**Challenge**
For the entries that follow, tally the lines holding the string "CYND". Give the total and nothing else.

**Data to process**

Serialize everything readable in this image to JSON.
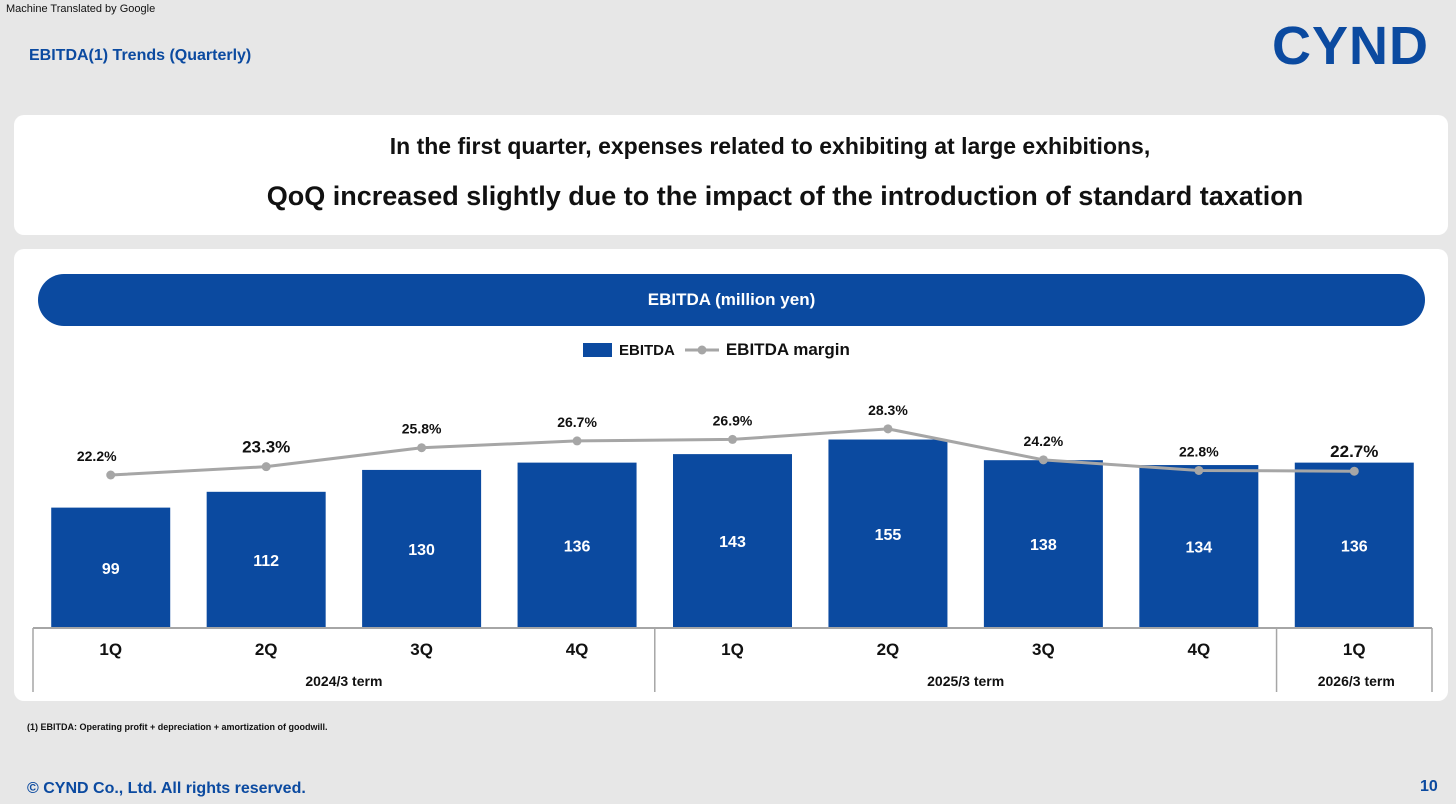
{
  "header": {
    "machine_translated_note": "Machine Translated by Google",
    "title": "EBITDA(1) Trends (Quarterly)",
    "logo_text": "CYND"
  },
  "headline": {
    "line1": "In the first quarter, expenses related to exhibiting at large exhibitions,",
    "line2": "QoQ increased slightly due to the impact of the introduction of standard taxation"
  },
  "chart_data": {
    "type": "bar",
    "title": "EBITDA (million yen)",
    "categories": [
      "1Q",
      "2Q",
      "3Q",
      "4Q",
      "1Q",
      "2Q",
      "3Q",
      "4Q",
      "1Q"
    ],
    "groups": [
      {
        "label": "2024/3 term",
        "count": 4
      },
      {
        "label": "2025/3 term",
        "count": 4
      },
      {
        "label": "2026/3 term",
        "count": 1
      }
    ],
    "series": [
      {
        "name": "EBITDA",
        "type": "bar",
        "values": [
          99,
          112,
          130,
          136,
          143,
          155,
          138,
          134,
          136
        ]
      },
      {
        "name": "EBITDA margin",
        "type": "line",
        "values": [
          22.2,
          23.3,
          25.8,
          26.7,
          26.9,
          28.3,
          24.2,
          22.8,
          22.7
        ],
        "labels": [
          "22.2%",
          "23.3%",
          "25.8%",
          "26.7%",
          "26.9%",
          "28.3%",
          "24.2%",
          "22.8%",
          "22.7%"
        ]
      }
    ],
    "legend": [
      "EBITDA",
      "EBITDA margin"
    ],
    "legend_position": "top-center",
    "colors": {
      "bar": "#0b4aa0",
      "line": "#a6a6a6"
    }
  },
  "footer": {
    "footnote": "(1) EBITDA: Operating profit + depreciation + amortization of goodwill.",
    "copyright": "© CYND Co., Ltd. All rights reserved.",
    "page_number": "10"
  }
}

**Answer to this problem**
2